Stored data
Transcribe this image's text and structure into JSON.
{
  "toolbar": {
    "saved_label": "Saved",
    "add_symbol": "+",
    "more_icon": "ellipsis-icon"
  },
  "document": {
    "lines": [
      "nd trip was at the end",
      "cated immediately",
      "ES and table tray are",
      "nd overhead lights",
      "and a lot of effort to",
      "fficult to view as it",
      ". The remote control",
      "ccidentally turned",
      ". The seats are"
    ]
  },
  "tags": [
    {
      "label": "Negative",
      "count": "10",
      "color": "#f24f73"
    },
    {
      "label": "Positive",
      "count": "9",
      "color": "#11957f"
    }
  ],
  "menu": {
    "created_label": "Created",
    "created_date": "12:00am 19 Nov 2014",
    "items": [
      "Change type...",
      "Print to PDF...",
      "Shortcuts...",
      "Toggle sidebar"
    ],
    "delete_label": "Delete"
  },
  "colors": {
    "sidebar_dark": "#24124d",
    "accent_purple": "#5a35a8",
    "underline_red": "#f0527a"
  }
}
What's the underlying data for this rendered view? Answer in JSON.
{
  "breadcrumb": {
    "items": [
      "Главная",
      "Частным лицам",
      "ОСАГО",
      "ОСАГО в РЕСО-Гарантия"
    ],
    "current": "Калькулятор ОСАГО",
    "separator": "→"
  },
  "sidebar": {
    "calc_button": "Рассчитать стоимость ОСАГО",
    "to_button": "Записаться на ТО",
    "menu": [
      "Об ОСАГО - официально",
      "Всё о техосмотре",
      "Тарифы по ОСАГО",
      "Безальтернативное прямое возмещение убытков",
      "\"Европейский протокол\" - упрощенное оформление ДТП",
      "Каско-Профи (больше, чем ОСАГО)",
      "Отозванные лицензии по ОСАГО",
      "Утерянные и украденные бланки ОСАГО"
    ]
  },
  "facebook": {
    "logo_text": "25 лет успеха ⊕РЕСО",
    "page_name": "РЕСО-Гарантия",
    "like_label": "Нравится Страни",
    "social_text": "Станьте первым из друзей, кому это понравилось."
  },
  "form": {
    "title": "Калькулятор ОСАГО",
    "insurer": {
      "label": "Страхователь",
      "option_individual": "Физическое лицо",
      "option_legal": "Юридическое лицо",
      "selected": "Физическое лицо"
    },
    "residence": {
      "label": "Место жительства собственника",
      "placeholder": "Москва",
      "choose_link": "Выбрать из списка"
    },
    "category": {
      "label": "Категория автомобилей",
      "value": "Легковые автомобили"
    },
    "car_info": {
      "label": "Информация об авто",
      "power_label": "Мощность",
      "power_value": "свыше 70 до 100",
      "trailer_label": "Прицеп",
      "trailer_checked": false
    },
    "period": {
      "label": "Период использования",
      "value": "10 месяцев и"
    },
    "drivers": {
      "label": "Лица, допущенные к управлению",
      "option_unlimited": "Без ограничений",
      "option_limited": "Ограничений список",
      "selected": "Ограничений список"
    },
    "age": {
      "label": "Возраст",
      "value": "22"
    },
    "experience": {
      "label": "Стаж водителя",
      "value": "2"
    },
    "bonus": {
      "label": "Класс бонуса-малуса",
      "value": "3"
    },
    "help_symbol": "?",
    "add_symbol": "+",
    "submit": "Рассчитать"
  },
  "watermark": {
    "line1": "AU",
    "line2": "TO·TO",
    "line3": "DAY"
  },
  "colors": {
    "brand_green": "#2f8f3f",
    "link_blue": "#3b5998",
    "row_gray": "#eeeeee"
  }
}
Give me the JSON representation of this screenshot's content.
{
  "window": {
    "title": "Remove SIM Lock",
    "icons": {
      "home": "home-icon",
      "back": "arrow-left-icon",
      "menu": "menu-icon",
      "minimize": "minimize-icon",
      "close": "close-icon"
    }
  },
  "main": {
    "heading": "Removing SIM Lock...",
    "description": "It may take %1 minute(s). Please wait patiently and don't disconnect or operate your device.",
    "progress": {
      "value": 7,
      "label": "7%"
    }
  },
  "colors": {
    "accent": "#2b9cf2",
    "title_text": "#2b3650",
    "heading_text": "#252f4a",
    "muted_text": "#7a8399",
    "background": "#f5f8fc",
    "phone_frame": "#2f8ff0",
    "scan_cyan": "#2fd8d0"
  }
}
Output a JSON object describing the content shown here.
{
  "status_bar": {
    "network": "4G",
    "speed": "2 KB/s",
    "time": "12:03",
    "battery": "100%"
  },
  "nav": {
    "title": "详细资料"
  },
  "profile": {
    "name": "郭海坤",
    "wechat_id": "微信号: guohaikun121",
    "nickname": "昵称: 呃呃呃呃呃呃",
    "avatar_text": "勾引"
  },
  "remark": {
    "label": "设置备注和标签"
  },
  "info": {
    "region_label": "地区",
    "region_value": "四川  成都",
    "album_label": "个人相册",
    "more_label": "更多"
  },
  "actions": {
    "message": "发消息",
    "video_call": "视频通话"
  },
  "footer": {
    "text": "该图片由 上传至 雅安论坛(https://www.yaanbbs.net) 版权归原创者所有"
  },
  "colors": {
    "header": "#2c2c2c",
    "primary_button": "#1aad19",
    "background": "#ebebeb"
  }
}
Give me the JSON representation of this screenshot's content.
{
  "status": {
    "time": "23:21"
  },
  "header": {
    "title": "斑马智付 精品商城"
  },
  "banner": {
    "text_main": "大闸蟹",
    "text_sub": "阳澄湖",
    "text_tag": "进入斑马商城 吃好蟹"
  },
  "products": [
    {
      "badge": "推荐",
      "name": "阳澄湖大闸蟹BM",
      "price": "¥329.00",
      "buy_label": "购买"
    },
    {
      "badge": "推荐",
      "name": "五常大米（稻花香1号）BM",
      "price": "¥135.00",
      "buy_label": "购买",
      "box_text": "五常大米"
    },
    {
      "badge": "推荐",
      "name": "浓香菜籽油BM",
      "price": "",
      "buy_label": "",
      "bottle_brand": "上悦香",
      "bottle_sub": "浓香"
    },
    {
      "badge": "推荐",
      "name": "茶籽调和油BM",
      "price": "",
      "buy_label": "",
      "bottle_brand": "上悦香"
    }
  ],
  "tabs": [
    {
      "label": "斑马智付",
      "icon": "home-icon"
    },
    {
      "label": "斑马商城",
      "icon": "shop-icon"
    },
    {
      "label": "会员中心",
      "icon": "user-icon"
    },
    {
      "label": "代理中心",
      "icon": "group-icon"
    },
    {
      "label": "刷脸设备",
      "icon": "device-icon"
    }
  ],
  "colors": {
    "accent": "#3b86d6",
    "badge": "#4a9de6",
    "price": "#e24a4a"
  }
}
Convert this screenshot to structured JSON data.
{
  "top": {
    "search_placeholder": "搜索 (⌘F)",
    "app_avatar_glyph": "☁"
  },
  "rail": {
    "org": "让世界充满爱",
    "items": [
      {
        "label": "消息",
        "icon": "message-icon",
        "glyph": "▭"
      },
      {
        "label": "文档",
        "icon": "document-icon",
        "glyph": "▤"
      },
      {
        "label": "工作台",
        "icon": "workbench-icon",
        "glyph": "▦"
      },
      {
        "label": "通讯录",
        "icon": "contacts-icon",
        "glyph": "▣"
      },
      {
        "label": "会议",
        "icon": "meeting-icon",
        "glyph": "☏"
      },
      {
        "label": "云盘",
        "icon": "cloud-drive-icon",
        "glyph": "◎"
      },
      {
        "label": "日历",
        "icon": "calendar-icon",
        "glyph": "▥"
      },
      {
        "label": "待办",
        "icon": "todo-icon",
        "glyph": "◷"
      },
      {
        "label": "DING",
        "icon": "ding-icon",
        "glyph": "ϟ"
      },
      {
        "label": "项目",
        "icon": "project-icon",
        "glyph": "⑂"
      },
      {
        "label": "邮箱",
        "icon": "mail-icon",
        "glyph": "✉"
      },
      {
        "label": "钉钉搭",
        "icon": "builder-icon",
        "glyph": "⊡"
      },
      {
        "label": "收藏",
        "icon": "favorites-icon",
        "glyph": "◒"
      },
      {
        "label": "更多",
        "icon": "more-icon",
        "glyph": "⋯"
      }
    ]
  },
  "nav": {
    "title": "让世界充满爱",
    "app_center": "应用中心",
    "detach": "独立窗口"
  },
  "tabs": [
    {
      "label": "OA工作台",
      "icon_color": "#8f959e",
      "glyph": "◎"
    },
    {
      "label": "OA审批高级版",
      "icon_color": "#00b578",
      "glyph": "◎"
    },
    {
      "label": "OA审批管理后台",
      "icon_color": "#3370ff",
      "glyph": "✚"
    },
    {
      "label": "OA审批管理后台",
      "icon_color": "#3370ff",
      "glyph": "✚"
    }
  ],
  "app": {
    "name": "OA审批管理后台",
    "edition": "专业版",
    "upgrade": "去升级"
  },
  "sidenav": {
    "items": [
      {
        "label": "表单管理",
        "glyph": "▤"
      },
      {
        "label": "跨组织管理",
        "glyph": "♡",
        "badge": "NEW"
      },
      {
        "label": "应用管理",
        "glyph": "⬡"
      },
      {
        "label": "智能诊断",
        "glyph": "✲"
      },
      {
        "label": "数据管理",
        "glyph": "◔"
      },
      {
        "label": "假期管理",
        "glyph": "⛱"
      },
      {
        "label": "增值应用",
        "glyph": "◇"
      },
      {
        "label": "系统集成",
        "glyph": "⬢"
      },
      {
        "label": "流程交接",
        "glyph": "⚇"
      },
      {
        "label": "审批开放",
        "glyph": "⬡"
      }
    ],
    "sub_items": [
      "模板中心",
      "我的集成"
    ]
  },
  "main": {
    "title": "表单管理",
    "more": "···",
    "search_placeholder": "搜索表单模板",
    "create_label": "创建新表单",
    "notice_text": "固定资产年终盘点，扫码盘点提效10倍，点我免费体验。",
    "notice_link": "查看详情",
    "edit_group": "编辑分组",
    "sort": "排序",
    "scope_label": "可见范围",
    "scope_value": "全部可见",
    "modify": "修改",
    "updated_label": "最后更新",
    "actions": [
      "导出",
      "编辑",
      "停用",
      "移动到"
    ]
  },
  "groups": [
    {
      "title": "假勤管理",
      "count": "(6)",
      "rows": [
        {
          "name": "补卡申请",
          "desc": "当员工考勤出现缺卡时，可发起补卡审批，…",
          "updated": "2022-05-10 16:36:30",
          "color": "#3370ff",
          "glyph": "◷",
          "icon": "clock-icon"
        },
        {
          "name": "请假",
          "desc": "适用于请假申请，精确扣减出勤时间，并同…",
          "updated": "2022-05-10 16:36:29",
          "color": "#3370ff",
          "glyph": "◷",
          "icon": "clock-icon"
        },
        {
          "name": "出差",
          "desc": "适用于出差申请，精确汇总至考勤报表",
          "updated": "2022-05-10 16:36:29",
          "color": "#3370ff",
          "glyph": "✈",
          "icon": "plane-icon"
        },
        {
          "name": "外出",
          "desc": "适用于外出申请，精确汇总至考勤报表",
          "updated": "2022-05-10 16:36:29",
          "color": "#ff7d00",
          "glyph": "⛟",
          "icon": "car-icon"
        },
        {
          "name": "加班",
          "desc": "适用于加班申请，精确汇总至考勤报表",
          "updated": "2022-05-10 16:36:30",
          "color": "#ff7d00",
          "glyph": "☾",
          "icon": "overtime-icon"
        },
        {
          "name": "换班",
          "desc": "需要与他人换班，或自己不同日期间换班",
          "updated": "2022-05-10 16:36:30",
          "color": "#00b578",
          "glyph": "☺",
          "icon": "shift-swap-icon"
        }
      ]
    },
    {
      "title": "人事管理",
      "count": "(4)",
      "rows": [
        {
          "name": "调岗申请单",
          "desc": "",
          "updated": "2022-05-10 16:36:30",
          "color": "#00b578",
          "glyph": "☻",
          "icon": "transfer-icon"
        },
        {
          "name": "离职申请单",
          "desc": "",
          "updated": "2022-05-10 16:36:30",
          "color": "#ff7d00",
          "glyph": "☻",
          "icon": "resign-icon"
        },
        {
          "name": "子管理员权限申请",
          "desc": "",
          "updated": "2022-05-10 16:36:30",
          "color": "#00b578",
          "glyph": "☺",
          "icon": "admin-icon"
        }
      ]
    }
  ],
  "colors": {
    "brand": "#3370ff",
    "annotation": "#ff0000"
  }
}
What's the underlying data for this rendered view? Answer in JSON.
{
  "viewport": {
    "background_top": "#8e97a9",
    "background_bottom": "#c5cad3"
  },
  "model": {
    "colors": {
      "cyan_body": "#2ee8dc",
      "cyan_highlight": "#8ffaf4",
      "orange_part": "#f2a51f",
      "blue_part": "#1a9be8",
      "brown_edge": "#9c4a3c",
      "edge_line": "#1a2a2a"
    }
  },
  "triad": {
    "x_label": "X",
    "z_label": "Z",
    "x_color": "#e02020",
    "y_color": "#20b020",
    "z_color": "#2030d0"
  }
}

### To be done
Pick out, from the lines above, every one that contains the string "РЕСО".

### Solution below
      "ОСАГО в РЕСО-Гарантия"
    "logo_text": "25 лет успеха ⊕РЕСО",
    "page_name": "РЕСО-Гарантия",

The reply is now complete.